=== Challenge ===
Your task is to copy the material exactly.

Dataset items:
————
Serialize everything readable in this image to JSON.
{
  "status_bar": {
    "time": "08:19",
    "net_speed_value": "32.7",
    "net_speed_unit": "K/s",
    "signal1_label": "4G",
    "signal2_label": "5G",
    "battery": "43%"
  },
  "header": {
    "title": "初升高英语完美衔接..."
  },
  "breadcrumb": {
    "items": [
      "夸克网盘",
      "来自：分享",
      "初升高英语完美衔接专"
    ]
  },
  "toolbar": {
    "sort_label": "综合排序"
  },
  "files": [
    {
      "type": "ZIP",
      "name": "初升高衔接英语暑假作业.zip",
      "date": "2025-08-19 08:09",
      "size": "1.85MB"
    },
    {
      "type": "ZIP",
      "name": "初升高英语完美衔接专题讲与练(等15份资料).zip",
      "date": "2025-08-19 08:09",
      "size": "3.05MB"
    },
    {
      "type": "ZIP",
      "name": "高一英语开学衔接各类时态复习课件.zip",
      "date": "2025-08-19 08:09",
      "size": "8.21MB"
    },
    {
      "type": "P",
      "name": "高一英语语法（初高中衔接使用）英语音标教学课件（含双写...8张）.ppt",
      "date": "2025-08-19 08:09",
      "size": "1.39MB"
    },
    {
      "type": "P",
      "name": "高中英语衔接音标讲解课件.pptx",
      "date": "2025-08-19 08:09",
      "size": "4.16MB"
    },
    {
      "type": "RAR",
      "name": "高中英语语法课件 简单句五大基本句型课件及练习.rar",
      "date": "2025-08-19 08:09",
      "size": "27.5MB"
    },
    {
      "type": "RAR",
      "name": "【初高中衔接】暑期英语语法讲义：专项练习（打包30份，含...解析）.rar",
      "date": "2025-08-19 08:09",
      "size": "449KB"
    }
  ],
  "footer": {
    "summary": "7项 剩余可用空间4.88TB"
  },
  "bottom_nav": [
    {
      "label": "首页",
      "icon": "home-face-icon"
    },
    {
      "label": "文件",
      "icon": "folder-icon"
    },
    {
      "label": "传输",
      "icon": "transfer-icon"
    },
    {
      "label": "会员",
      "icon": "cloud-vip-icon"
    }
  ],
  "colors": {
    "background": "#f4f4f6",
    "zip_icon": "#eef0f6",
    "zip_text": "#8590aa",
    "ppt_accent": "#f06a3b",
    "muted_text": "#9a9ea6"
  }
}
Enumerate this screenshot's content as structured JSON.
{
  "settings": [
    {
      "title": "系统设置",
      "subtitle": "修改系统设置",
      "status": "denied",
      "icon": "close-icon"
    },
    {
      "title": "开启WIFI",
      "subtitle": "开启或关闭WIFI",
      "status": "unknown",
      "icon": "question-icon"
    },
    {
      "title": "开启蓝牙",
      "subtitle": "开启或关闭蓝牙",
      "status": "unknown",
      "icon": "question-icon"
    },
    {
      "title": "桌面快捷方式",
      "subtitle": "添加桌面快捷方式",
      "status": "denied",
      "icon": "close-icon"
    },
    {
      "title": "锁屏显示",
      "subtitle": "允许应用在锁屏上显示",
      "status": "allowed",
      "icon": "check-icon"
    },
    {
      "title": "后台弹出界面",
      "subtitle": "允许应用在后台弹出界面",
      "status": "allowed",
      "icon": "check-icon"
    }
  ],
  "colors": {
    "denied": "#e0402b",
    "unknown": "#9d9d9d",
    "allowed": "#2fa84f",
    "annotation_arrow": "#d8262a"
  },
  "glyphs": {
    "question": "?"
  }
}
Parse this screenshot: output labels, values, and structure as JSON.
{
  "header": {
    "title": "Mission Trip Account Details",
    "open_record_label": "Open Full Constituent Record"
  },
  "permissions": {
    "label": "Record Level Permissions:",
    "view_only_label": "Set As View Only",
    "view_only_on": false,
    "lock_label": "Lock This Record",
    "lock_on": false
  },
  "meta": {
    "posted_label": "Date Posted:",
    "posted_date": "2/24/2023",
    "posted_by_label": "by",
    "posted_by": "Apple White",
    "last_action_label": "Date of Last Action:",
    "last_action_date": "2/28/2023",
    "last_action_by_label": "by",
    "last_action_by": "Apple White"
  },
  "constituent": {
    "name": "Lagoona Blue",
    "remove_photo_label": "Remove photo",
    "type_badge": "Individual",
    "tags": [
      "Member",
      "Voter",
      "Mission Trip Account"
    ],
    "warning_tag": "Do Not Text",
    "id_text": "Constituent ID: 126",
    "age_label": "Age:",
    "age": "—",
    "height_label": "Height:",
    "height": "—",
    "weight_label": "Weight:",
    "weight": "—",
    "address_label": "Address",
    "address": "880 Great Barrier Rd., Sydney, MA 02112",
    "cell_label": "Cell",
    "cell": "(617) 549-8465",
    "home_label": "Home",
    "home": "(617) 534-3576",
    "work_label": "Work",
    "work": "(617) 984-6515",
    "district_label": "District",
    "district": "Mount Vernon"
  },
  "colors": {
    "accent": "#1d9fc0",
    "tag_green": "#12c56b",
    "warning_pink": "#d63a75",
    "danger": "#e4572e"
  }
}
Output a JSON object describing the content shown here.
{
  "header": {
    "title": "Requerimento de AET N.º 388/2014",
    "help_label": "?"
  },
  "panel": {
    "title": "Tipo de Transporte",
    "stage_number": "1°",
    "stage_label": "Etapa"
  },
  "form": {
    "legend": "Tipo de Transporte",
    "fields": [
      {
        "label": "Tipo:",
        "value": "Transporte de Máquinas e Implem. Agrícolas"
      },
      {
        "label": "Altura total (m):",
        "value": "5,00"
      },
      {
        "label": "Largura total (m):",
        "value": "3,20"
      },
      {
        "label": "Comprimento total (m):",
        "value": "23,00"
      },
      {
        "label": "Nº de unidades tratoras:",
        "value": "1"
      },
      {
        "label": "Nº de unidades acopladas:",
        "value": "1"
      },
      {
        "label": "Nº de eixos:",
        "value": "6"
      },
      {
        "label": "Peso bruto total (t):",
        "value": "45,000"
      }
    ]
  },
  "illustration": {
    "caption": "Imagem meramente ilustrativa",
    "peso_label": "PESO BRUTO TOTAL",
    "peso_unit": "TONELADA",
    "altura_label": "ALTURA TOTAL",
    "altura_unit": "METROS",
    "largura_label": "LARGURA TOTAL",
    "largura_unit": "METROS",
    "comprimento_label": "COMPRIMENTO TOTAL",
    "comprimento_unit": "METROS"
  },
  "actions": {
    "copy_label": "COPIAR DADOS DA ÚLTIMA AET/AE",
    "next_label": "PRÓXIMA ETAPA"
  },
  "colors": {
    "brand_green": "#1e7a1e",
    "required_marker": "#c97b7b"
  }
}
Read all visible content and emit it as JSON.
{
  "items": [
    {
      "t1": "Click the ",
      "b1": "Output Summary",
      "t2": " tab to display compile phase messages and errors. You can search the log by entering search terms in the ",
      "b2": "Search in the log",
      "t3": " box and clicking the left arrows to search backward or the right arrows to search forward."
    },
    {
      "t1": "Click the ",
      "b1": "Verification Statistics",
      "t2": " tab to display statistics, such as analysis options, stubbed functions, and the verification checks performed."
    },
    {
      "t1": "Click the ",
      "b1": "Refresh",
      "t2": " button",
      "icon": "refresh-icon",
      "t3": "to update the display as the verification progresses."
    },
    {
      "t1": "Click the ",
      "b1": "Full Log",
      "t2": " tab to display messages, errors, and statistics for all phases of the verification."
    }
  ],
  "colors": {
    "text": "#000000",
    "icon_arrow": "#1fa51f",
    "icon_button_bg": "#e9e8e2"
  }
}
————
=== Response to the task ===
Serialize everything readable in this image to JSON.
{
  "status_bar": {
    "time": "08:19",
    "net_speed_value": "32.7",
    "net_speed_unit": "K/s",
    "signal1_label": "4G",
    "signal2_label": "5G",
    "battery": "43%"
  },
  "header": {
    "title": "初升高英语完美衔接..."
  },
  "breadcrumb": {
    "items": [
      "夸克网盘",
      "来自：分享",
      "初升高英语完美衔接专"
    ]
  },
  "toolbar": {
    "sort_label": "综合排序"
  },
  "files": [
    {
      "type": "ZIP",
      "name": "初升高衔接英语暑假作业.zip",
      "date": "2025-08-19 08:09",
      "size": "1.85MB"
    },
    {
      "type": "ZIP",
      "name": "初升高英语完美衔接专题讲与练(等15份资料).zip",
      "date": "2025-08-19 08:09",
      "size": "3.05MB"
    },
    {
      "type": "ZIP",
      "name": "高一英语开学衔接各类时态复习课件.zip",
      "date": "2025-08-19 08:09",
      "size": "8.21MB"
    },
    {
      "type": "P",
      "name": "高一英语语法（初高中衔接使用）英语音标教学课件（含双写...8张）.ppt",
      "date": "2025-08-19 08:09",
      "size": "1.39MB"
    },
    {
      "type": "P",
      "name": "高中英语衔接音标讲解课件.pptx",
      "date": "2025-08-19 08:09",
      "size": "4.16MB"
    },
    {
      "type": "RAR",
      "name": "高中英语语法课件 简单句五大基本句型课件及练习.rar",
      "date": "2025-08-19 08:09",
      "size": "27.5MB"
    },
    {
      "type": "RAR",
      "name": "【初高中衔接】暑期英语语法讲义：专项练习（打包30份，含...解析）.rar",
      "date": "2025-08-19 08:09",
      "size": "449KB"
    }
  ],
  "footer": {
    "summary": "7项 剩余可用空间4.88TB"
  },
  "bottom_nav": [
    {
      "label": "首页",
      "icon": "home-face-icon"
    },
    {
      "label": "文件",
      "icon": "folder-icon"
    },
    {
      "label": "传输",
      "icon": "transfer-icon"
    },
    {
      "label": "会员",
      "icon": "cloud-vip-icon"
    }
  ],
  "colors": {
    "background": "#f4f4f6",
    "zip_icon": "#eef0f6",
    "zip_text": "#8590aa",
    "ppt_accent": "#f06a3b",
    "muted_text": "#9a9ea6"
  }
}
Enumerate this screenshot's content as structured JSON.
{
  "settings": [
    {
      "title": "系统设置",
      "subtitle": "修改系统设置",
      "status": "denied",
      "icon": "close-icon"
    },
    {
      "title": "开启WIFI",
      "subtitle": "开启或关闭WIFI",
      "status": "unknown",
      "icon": "question-icon"
    },
    {
      "title": "开启蓝牙",
      "subtitle": "开启或关闭蓝牙",
      "status": "unknown",
      "icon": "question-icon"
    },
    {
      "title": "桌面快捷方式",
      "subtitle": "添加桌面快捷方式",
      "status": "denied",
      "icon": "close-icon"
    },
    {
      "title": "锁屏显示",
      "subtitle": "允许应用在锁屏上显示",
      "status": "allowed",
      "icon": "check-icon"
    },
    {
      "title": "后台弹出界面",
      "subtitle": "允许应用在后台弹出界面",
      "status": "allowed",
      "icon": "check-icon"
    }
  ],
  "colors": {
    "denied": "#e0402b",
    "unknown": "#9d9d9d",
    "allowed": "#2fa84f",
    "annotation_arrow": "#d8262a"
  },
  "glyphs": {
    "question": "?"
  }
}
Parse this screenshot: output labels, values, and structure as JSON.
{
  "header": {
    "title": "Mission Trip Account Details",
    "open_record_label": "Open Full Constituent Record"
  },
  "permissions": {
    "label": "Record Level Permissions:",
    "view_only_label": "Set As View Only",
    "view_only_on": false,
    "lock_label": "Lock This Record",
    "lock_on": false
  },
  "meta": {
    "posted_label": "Date Posted:",
    "posted_date": "2/24/2023",
    "posted_by_label": "by",
    "posted_by": "Apple White",
    "last_action_label": "Date of Last Action:",
    "last_action_date": "2/28/2023",
    "last_action_by_label": "by",
    "last_action_by": "Apple White"
  },
  "constituent": {
    "name": "Lagoona Blue",
    "remove_photo_label": "Remove photo",
    "type_badge": "Individual",
    "tags": [
      "Member",
      "Voter",
      "Mission Trip Account"
    ],
    "warning_tag": "Do Not Text",
    "id_text": "Constituent ID: 126",
    "age_label": "Age:",
    "age": "—",
    "height_label": "Height:",
    "height": "—",
    "weight_label": "Weight:",
    "weight": "—",
    "address_label": "Address",
    "address": "880 Great Barrier Rd., Sydney, MA 02112",
    "cell_label": "Cell",
    "cell": "(617) 549-8465",
    "home_label": "Home",
    "home": "(617) 534-3576",
    "work_label": "Work",
    "work": "(617) 984-6515",
    "district_label": "District",
    "district": "Mount Vernon"
  },
  "colors": {
    "accent": "#1d9fc0",
    "tag_green": "#12c56b",
    "warning_pink": "#d63a75",
    "danger": "#e4572e"
  }
}
Output a JSON object describing the content shown here.
{
  "header": {
    "title": "Requerimento de AET N.º 388/2014",
    "help_label": "?"
  },
  "panel": {
    "title": "Tipo de Transporte",
    "stage_number": "1°",
    "stage_label": "Etapa"
  },
  "form": {
    "legend": "Tipo de Transporte",
    "fields": [
      {
        "label": "Tipo:",
        "value": "Transporte de Máquinas e Implem. Agrícolas"
      },
      {
        "label": "Altura total (m):",
        "value": "5,00"
      },
      {
        "label": "Largura total (m):",
        "value": "3,20"
      },
      {
        "label": "Comprimento total (m):",
        "value": "23,00"
      },
      {
        "label": "Nº de unidades tratoras:",
        "value": "1"
      },
      {
        "label": "Nº de unidades acopladas:",
        "value": "1"
      },
      {
        "label": "Nº de eixos:",
        "value": "6"
      },
      {
        "label": "Peso bruto total (t):",
        "value": "45,000"
      }
    ]
  },
  "illustration": {
    "caption": "Imagem meramente ilustrativa",
    "peso_label": "PESO BRUTO TOTAL",
    "peso_unit": "TONELADA",
    "altura_label": "ALTURA TOTAL",
    "altura_unit": "METROS",
    "largura_label": "LARGURA TOTAL",
    "largura_unit": "METROS",
    "comprimento_label": "COMPRIMENTO TOTAL",
    "comprimento_unit": "METROS"
  },
  "actions": {
    "copy_label": "COPIAR DADOS DA ÚLTIMA AET/AE",
    "next_label": "PRÓXIMA ETAPA"
  },
  "colors": {
    "brand_green": "#1e7a1e",
    "required_marker": "#c97b7b"
  }
}
Read all visible content and emit it as JSON.
{
  "items": [
    {
      "t1": "Click the ",
      "b1": "Output Summary",
      "t2": " tab to display compile phase messages and errors. You can search the log by entering search terms in the ",
      "b2": "Search in the log",
      "t3": " box and clicking the left arrows to search backward or the right arrows to search forward."
    },
    {
      "t1": "Click the ",
      "b1": "Verification Statistics",
      "t2": " tab to display statistics, such as analysis options, stubbed functions, and the verification checks performed."
    },
    {
      "t1": "Click the ",
      "b1": "Refresh",
      "t2": " button",
      "icon": "refresh-icon",
      "t3": "to update the display as the verification progresses."
    },
    {
      "t1": "Click the ",
      "b1": "Full Log",
      "t2": " tab to display messages, errors, and statistics for all phases of the verification."
    }
  ],
  "colors": {
    "text": "#000000",
    "icon_arrow": "#1fa51f",
    "icon_button_bg": "#e9e8e2"
  }
}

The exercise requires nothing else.